| Objective |
Only lines with the string "Intel" matter here; gather them from the material below.

▬▬▬

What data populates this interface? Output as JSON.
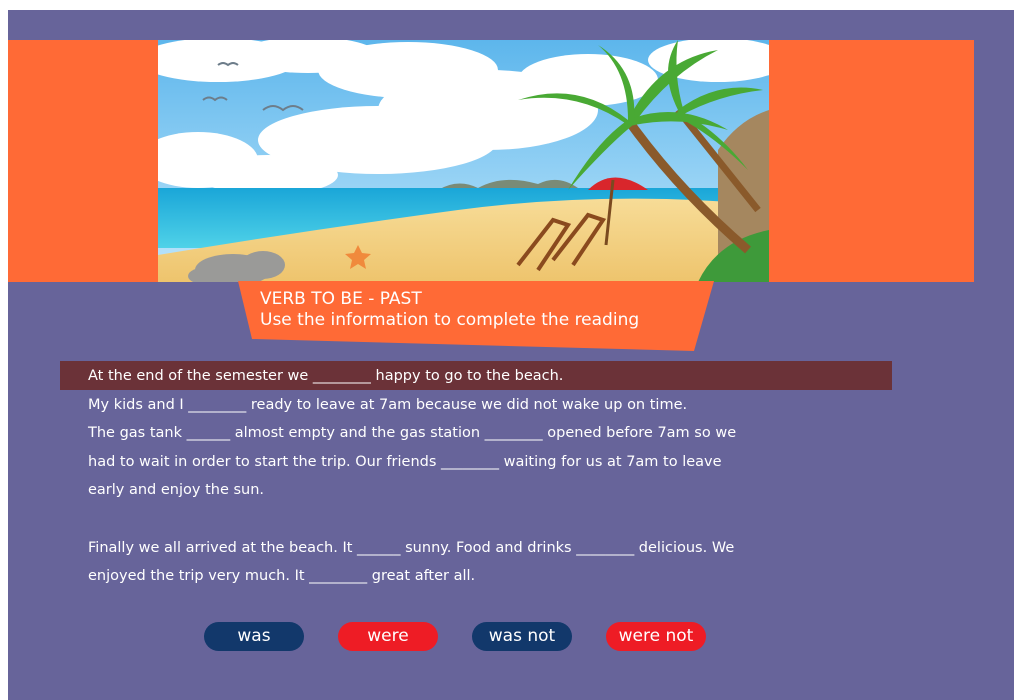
{
  "header": {
    "title": "VERB TO BE - PAST",
    "subtitle": "Use the information to complete the reading"
  },
  "reading": {
    "lines": [
      "At the end of the semester we  ________  happy to go to the beach.",
      "My kids and I ________ ready to leave at 7am because we did not wake up on time.",
      "The gas tank ______ almost empty and the gas station ________ opened before 7am so we",
      "had to wait in order to start the trip. Our friends ________ waiting for us at 7am to leave",
      "early and enjoy the sun.",
      "Finally we all arrived at the beach. It ______ sunny. Food and drinks ________ delicious. We",
      "enjoyed the trip very much. It ________ great after all."
    ]
  },
  "options": [
    {
      "label": "was",
      "color": "#12386b"
    },
    {
      "label": "were",
      "color": "#ee1c25"
    },
    {
      "label": "was not",
      "color": "#12386b"
    },
    {
      "label": "were not",
      "color": "#ee1c25"
    }
  ],
  "colors": {
    "background": "#67649a",
    "accent_orange": "#ff6a36",
    "highlight": "#6b3238"
  },
  "banner": {
    "image": "beach-scene-illustration"
  }
}
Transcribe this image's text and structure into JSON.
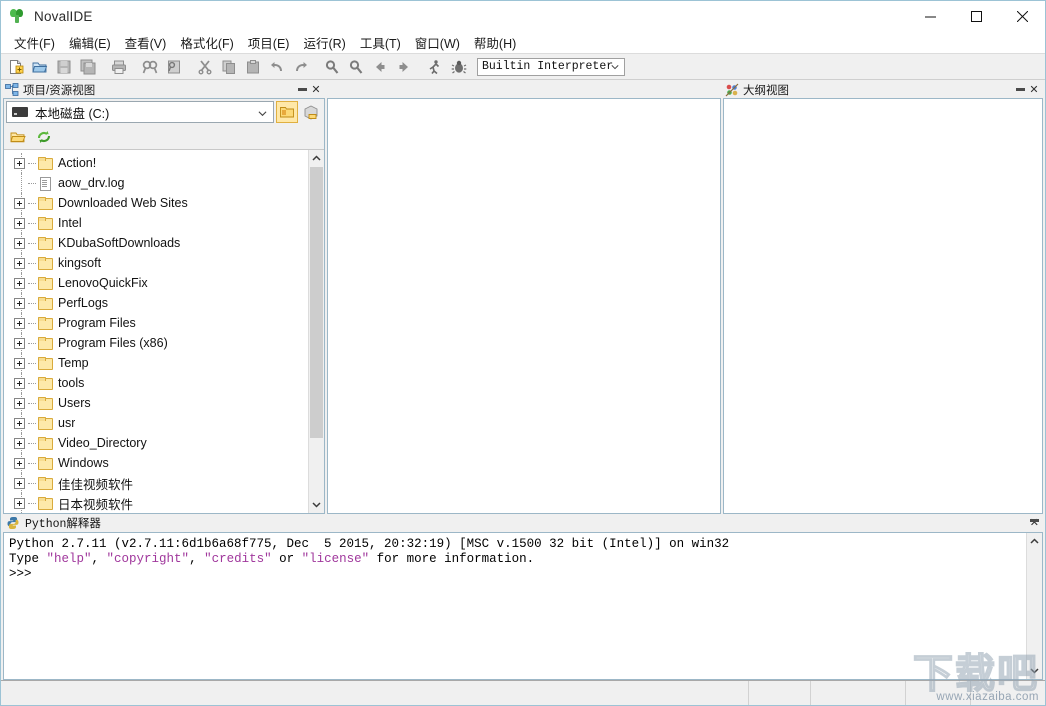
{
  "window": {
    "title": "NovalIDE",
    "app_icon": "sprout-icon",
    "controls": {
      "minimize": "–",
      "maximize": "□",
      "close": "✕"
    }
  },
  "menubar": {
    "items": [
      {
        "label": "文件(F)",
        "name": "menu-file"
      },
      {
        "label": "编辑(E)",
        "name": "menu-edit"
      },
      {
        "label": "查看(V)",
        "name": "menu-view"
      },
      {
        "label": "格式化(F)",
        "name": "menu-format"
      },
      {
        "label": "项目(E)",
        "name": "menu-project"
      },
      {
        "label": "运行(R)",
        "name": "menu-run"
      },
      {
        "label": "工具(T)",
        "name": "menu-tools"
      },
      {
        "label": "窗口(W)",
        "name": "menu-window"
      },
      {
        "label": "帮助(H)",
        "name": "menu-help"
      }
    ]
  },
  "toolbar": {
    "buttons": [
      {
        "icon": "new-file-icon",
        "name": "toolbar-new-file"
      },
      {
        "icon": "open-folder-icon",
        "name": "toolbar-open"
      },
      {
        "icon": "save-icon",
        "name": "toolbar-save"
      },
      {
        "icon": "save-all-icon",
        "name": "toolbar-save-all"
      },
      {
        "icon": "print-icon",
        "name": "toolbar-print"
      },
      {
        "icon": "find-icon",
        "name": "toolbar-find"
      },
      {
        "icon": "replace-icon",
        "name": "toolbar-replace"
      },
      {
        "icon": "cut-icon",
        "name": "toolbar-cut"
      },
      {
        "icon": "copy-icon",
        "name": "toolbar-copy"
      },
      {
        "icon": "paste-icon",
        "name": "toolbar-paste"
      },
      {
        "icon": "undo-icon",
        "name": "toolbar-undo"
      },
      {
        "icon": "redo-icon",
        "name": "toolbar-redo"
      },
      {
        "icon": "zoom-in-icon",
        "name": "toolbar-zoom-in"
      },
      {
        "icon": "zoom-out-icon",
        "name": "toolbar-zoom-out"
      },
      {
        "icon": "back-arrow-icon",
        "name": "toolbar-back"
      },
      {
        "icon": "forward-arrow-icon",
        "name": "toolbar-forward"
      },
      {
        "icon": "run-icon",
        "name": "toolbar-run"
      },
      {
        "icon": "debug-bug-icon",
        "name": "toolbar-debug"
      }
    ],
    "interpreter": {
      "value": "Builtin Interpreter",
      "arrow_icon": "chevron-down-icon"
    }
  },
  "project_panel": {
    "title": "项目/资源视图",
    "icon": "project-view-icon",
    "minimize": "minimize-icon",
    "close": "close-icon",
    "drive": {
      "value": "本地磁盘 (C:)",
      "icon": "drive-icon",
      "arrow_icon": "chevron-down-icon"
    },
    "drive_buttons": [
      {
        "icon": "folder-yellow-icon",
        "name": "drive-browse-button",
        "selected": true
      },
      {
        "icon": "package-icon",
        "name": "drive-package-button",
        "selected": false
      }
    ],
    "mini_toolbar": [
      {
        "icon": "open-folder-icon",
        "name": "tree-open-folder-button"
      },
      {
        "icon": "refresh-icon",
        "name": "tree-refresh-button"
      }
    ],
    "tree": [
      {
        "label": "Action!",
        "type": "folder",
        "expandable": true
      },
      {
        "label": "aow_drv.log",
        "type": "file",
        "expandable": false
      },
      {
        "label": "Downloaded Web Sites",
        "type": "folder",
        "expandable": true
      },
      {
        "label": "Intel",
        "type": "folder",
        "expandable": true
      },
      {
        "label": "KDubaSoftDownloads",
        "type": "folder",
        "expandable": true
      },
      {
        "label": "kingsoft",
        "type": "folder",
        "expandable": true
      },
      {
        "label": "LenovoQuickFix",
        "type": "folder",
        "expandable": true
      },
      {
        "label": "PerfLogs",
        "type": "folder",
        "expandable": true
      },
      {
        "label": "Program Files",
        "type": "folder",
        "expandable": true
      },
      {
        "label": "Program Files (x86)",
        "type": "folder",
        "expandable": true
      },
      {
        "label": "Temp",
        "type": "folder",
        "expandable": true
      },
      {
        "label": "tools",
        "type": "folder",
        "expandable": true
      },
      {
        "label": "Users",
        "type": "folder",
        "expandable": true
      },
      {
        "label": "usr",
        "type": "folder",
        "expandable": true
      },
      {
        "label": "Video_Directory",
        "type": "folder",
        "expandable": true
      },
      {
        "label": "Windows",
        "type": "folder",
        "expandable": true
      },
      {
        "label": "佳佳视频软件",
        "type": "folder",
        "expandable": true
      },
      {
        "label": "日本视频软件",
        "type": "folder",
        "expandable": true
      }
    ],
    "scrollbar": {
      "up_arrow": "chevron-up-icon",
      "down_arrow": "chevron-down-icon"
    }
  },
  "outline_panel": {
    "title": "大纲视图",
    "icon": "outline-view-icon",
    "minimize": "minimize-icon",
    "close": "close-icon"
  },
  "editor": {
    "content": ""
  },
  "console_panel": {
    "title": "Python解释器",
    "icon": "python-icon",
    "minimize": "minimize-icon",
    "close": "close-icon",
    "lines": [
      {
        "segments": [
          {
            "text": "Python 2.7.11 (v2.7.11:6d1b6a68f775, Dec  5 2015, 20:32:19) [MSC v.1500 32 bit (Intel)] on win32",
            "style": "plain"
          }
        ]
      },
      {
        "segments": [
          {
            "text": "Type ",
            "style": "plain"
          },
          {
            "text": "\"help\"",
            "style": "string"
          },
          {
            "text": ", ",
            "style": "plain"
          },
          {
            "text": "\"copyright\"",
            "style": "string"
          },
          {
            "text": ", ",
            "style": "plain"
          },
          {
            "text": "\"credits\"",
            "style": "string"
          },
          {
            "text": " or ",
            "style": "plain"
          },
          {
            "text": "\"license\"",
            "style": "string"
          },
          {
            "text": " for more information.",
            "style": "plain"
          }
        ]
      },
      {
        "segments": [
          {
            "text": ">>>",
            "style": "plain"
          }
        ]
      }
    ],
    "scrollbar": {
      "up_arrow": "chevron-up-icon",
      "down_arrow": "chevron-down-icon"
    }
  },
  "statusbar": {
    "cells": [
      "",
      "",
      "",
      "",
      ""
    ]
  },
  "watermark": {
    "big": "下载吧",
    "small": "www.xiazaiba.com"
  },
  "colors": {
    "window_border": "#9cc3d5",
    "panel_bg": "#f0f0f0",
    "string_purple": "#a0379c",
    "folder_yellow": "#fde9a9",
    "accent_select": "#ffe8a8"
  }
}
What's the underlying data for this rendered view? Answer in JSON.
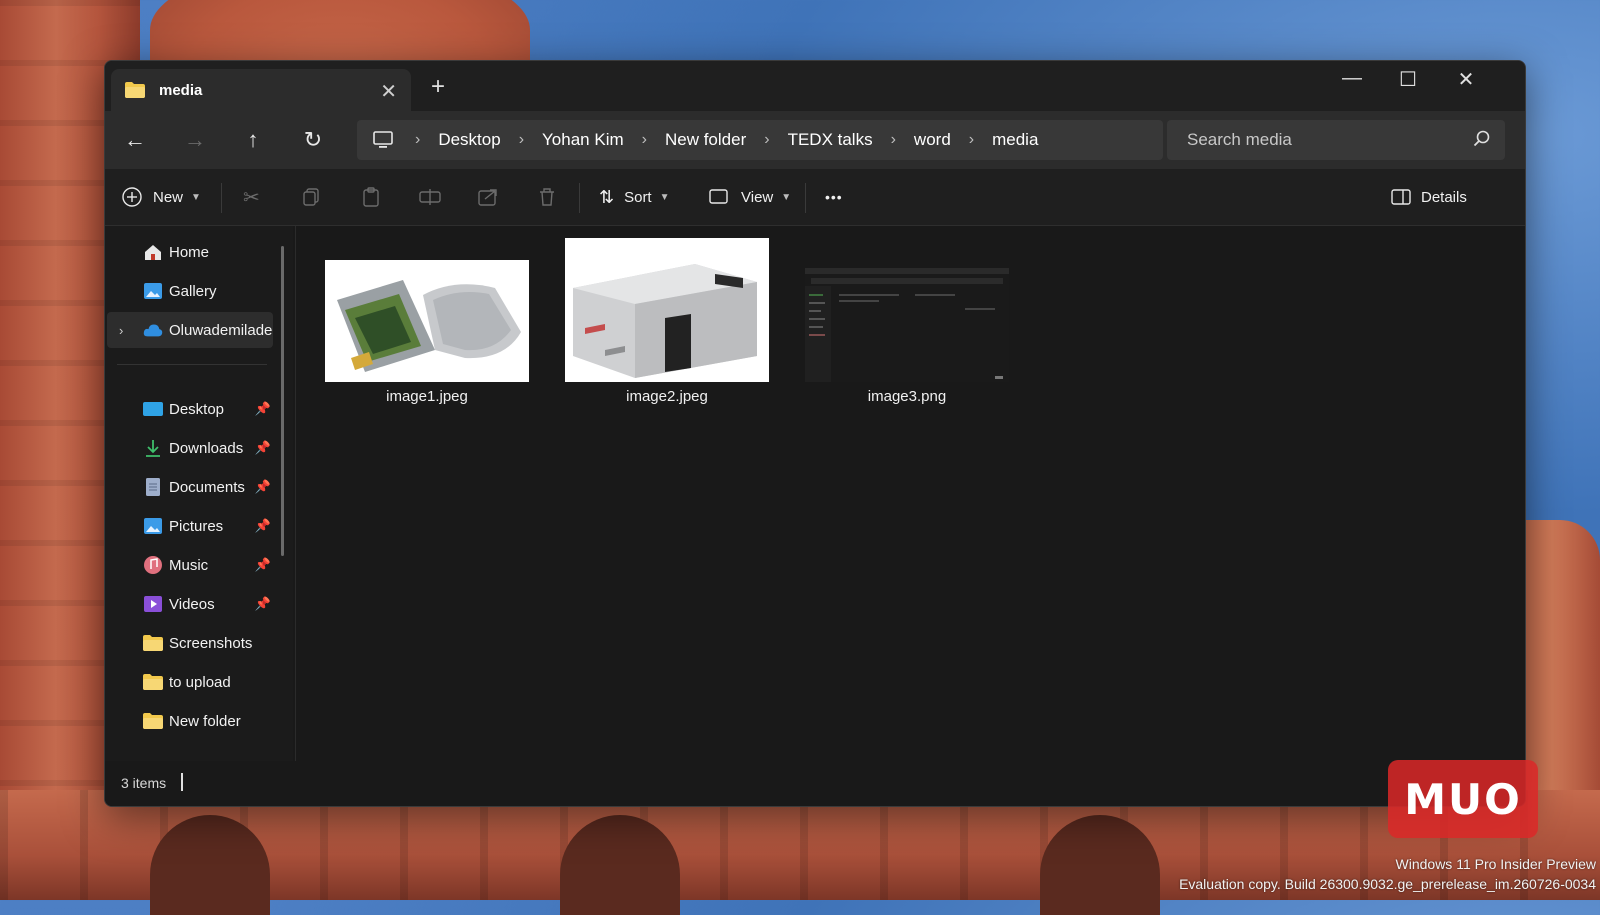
{
  "window": {
    "tab_title": "media",
    "new_tab": "+",
    "minimize": "—",
    "maximize": "☐",
    "close": "✕"
  },
  "nav": {
    "breadcrumb": [
      "Desktop",
      "Yohan Kim",
      "New folder",
      "TEDX talks",
      "word",
      "media"
    ],
    "search_placeholder": "Search media"
  },
  "toolbar": {
    "new_label": "New",
    "sort_label": "Sort",
    "view_label": "View",
    "more_label": "•••",
    "details_label": "Details"
  },
  "sidebar": {
    "top_items": [
      {
        "label": "Home",
        "icon": "home-icon"
      },
      {
        "label": "Gallery",
        "icon": "gallery-icon"
      },
      {
        "label": "Oluwademilade",
        "icon": "cloud-icon"
      }
    ],
    "pinned_items": [
      {
        "label": "Desktop",
        "icon": "desktop-folder-icon"
      },
      {
        "label": "Downloads",
        "icon": "download-icon"
      },
      {
        "label": "Documents",
        "icon": "documents-icon"
      },
      {
        "label": "Pictures",
        "icon": "pictures-icon"
      },
      {
        "label": "Music",
        "icon": "music-icon"
      },
      {
        "label": "Videos",
        "icon": "videos-icon"
      }
    ],
    "folders": [
      {
        "label": "Screenshots"
      },
      {
        "label": "to upload"
      },
      {
        "label": "New folder"
      }
    ]
  },
  "files": [
    {
      "name": "image1.jpeg"
    },
    {
      "name": "image2.jpeg"
    },
    {
      "name": "image3.png"
    }
  ],
  "status": {
    "item_count": "3 items"
  },
  "desktop": {
    "watermark_line1": "Windows 11 Pro Insider Preview",
    "watermark_line2": "Evaluation copy. Build 26300.9032.ge_prerelease_im.260726-0034",
    "logo": "MUO"
  },
  "colors": {
    "window_bg": "#191919",
    "navbar_bg": "#2c2c2c",
    "folder_yellow": "#f2c94c",
    "accent_blue": "#3b9be8"
  }
}
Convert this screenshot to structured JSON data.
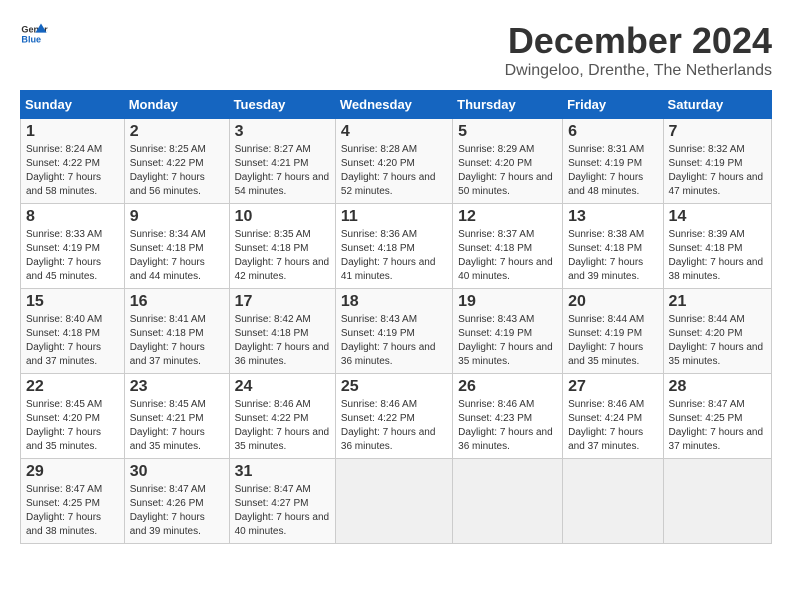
{
  "header": {
    "logo_general": "General",
    "logo_blue": "Blue",
    "title": "December 2024",
    "subtitle": "Dwingeloo, Drenthe, The Netherlands"
  },
  "calendar": {
    "days_of_week": [
      "Sunday",
      "Monday",
      "Tuesday",
      "Wednesday",
      "Thursday",
      "Friday",
      "Saturday"
    ],
    "weeks": [
      [
        null,
        null,
        null,
        null,
        null,
        null,
        null
      ]
    ]
  },
  "days": {
    "d1": {
      "num": "1",
      "sunrise": "8:24 AM",
      "sunset": "4:22 PM",
      "daylight": "7 hours and 58 minutes."
    },
    "d2": {
      "num": "2",
      "sunrise": "8:25 AM",
      "sunset": "4:22 PM",
      "daylight": "7 hours and 56 minutes."
    },
    "d3": {
      "num": "3",
      "sunrise": "8:27 AM",
      "sunset": "4:21 PM",
      "daylight": "7 hours and 54 minutes."
    },
    "d4": {
      "num": "4",
      "sunrise": "8:28 AM",
      "sunset": "4:20 PM",
      "daylight": "7 hours and 52 minutes."
    },
    "d5": {
      "num": "5",
      "sunrise": "8:29 AM",
      "sunset": "4:20 PM",
      "daylight": "7 hours and 50 minutes."
    },
    "d6": {
      "num": "6",
      "sunrise": "8:31 AM",
      "sunset": "4:19 PM",
      "daylight": "7 hours and 48 minutes."
    },
    "d7": {
      "num": "7",
      "sunrise": "8:32 AM",
      "sunset": "4:19 PM",
      "daylight": "7 hours and 47 minutes."
    },
    "d8": {
      "num": "8",
      "sunrise": "8:33 AM",
      "sunset": "4:19 PM",
      "daylight": "7 hours and 45 minutes."
    },
    "d9": {
      "num": "9",
      "sunrise": "8:34 AM",
      "sunset": "4:18 PM",
      "daylight": "7 hours and 44 minutes."
    },
    "d10": {
      "num": "10",
      "sunrise": "8:35 AM",
      "sunset": "4:18 PM",
      "daylight": "7 hours and 42 minutes."
    },
    "d11": {
      "num": "11",
      "sunrise": "8:36 AM",
      "sunset": "4:18 PM",
      "daylight": "7 hours and 41 minutes."
    },
    "d12": {
      "num": "12",
      "sunrise": "8:37 AM",
      "sunset": "4:18 PM",
      "daylight": "7 hours and 40 minutes."
    },
    "d13": {
      "num": "13",
      "sunrise": "8:38 AM",
      "sunset": "4:18 PM",
      "daylight": "7 hours and 39 minutes."
    },
    "d14": {
      "num": "14",
      "sunrise": "8:39 AM",
      "sunset": "4:18 PM",
      "daylight": "7 hours and 38 minutes."
    },
    "d15": {
      "num": "15",
      "sunrise": "8:40 AM",
      "sunset": "4:18 PM",
      "daylight": "7 hours and 37 minutes."
    },
    "d16": {
      "num": "16",
      "sunrise": "8:41 AM",
      "sunset": "4:18 PM",
      "daylight": "7 hours and 37 minutes."
    },
    "d17": {
      "num": "17",
      "sunrise": "8:42 AM",
      "sunset": "4:18 PM",
      "daylight": "7 hours and 36 minutes."
    },
    "d18": {
      "num": "18",
      "sunrise": "8:43 AM",
      "sunset": "4:19 PM",
      "daylight": "7 hours and 36 minutes."
    },
    "d19": {
      "num": "19",
      "sunrise": "8:43 AM",
      "sunset": "4:19 PM",
      "daylight": "7 hours and 35 minutes."
    },
    "d20": {
      "num": "20",
      "sunrise": "8:44 AM",
      "sunset": "4:19 PM",
      "daylight": "7 hours and 35 minutes."
    },
    "d21": {
      "num": "21",
      "sunrise": "8:44 AM",
      "sunset": "4:20 PM",
      "daylight": "7 hours and 35 minutes."
    },
    "d22": {
      "num": "22",
      "sunrise": "8:45 AM",
      "sunset": "4:20 PM",
      "daylight": "7 hours and 35 minutes."
    },
    "d23": {
      "num": "23",
      "sunrise": "8:45 AM",
      "sunset": "4:21 PM",
      "daylight": "7 hours and 35 minutes."
    },
    "d24": {
      "num": "24",
      "sunrise": "8:46 AM",
      "sunset": "4:22 PM",
      "daylight": "7 hours and 35 minutes."
    },
    "d25": {
      "num": "25",
      "sunrise": "8:46 AM",
      "sunset": "4:22 PM",
      "daylight": "7 hours and 36 minutes."
    },
    "d26": {
      "num": "26",
      "sunrise": "8:46 AM",
      "sunset": "4:23 PM",
      "daylight": "7 hours and 36 minutes."
    },
    "d27": {
      "num": "27",
      "sunrise": "8:46 AM",
      "sunset": "4:24 PM",
      "daylight": "7 hours and 37 minutes."
    },
    "d28": {
      "num": "28",
      "sunrise": "8:47 AM",
      "sunset": "4:25 PM",
      "daylight": "7 hours and 37 minutes."
    },
    "d29": {
      "num": "29",
      "sunrise": "8:47 AM",
      "sunset": "4:25 PM",
      "daylight": "7 hours and 38 minutes."
    },
    "d30": {
      "num": "30",
      "sunrise": "8:47 AM",
      "sunset": "4:26 PM",
      "daylight": "7 hours and 39 minutes."
    },
    "d31": {
      "num": "31",
      "sunrise": "8:47 AM",
      "sunset": "4:27 PM",
      "daylight": "7 hours and 40 minutes."
    }
  },
  "labels": {
    "sunrise": "Sunrise:",
    "sunset": "Sunset:",
    "daylight": "Daylight:"
  }
}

▬▬▬

| Finished exercise |
        "label": "Intel",
            "text": "Python 2.7.11 (v2.7.11:6d1b6a68f775, Dec  5 2015, 20:32:19) [MSC v.1500 32 bit (Intel)] on win32",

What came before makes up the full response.